### GIVEN PROBLEM
All of the data should be output character for character, except the pictures.

### MATERIAL FOR THIS TASK
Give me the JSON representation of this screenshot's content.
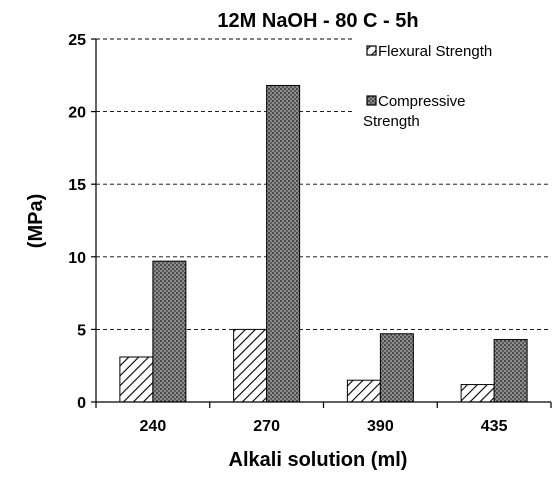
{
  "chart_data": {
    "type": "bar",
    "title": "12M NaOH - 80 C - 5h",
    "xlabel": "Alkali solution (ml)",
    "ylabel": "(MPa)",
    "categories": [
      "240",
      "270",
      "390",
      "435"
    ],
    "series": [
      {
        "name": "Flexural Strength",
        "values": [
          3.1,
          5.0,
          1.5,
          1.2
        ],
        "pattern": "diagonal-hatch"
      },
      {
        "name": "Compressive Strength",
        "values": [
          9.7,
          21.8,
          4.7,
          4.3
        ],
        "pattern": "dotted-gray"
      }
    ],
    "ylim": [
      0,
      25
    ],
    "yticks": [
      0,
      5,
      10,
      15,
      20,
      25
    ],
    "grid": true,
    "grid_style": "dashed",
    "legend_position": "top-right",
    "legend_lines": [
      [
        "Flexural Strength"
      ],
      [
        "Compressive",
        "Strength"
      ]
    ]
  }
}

### EXERCISE OUTPUT
Give me the JSON representation of this screenshot's content.
{
  "chart_data": {
    "type": "bar",
    "title": "12M NaOH - 80 C - 5h",
    "xlabel": "Alkali solution (ml)",
    "ylabel": "(MPa)",
    "categories": [
      "240",
      "270",
      "390",
      "435"
    ],
    "series": [
      {
        "name": "Flexural Strength",
        "values": [
          3.1,
          5.0,
          1.5,
          1.2
        ],
        "pattern": "diagonal-hatch"
      },
      {
        "name": "Compressive Strength",
        "values": [
          9.7,
          21.8,
          4.7,
          4.3
        ],
        "pattern": "dotted-gray"
      }
    ],
    "ylim": [
      0,
      25
    ],
    "yticks": [
      0,
      5,
      10,
      15,
      20,
      25
    ],
    "grid": true,
    "grid_style": "dashed",
    "legend_position": "top-right",
    "legend_lines": [
      [
        "Flexural Strength"
      ],
      [
        "Compressive",
        "Strength"
      ]
    ]
  }
}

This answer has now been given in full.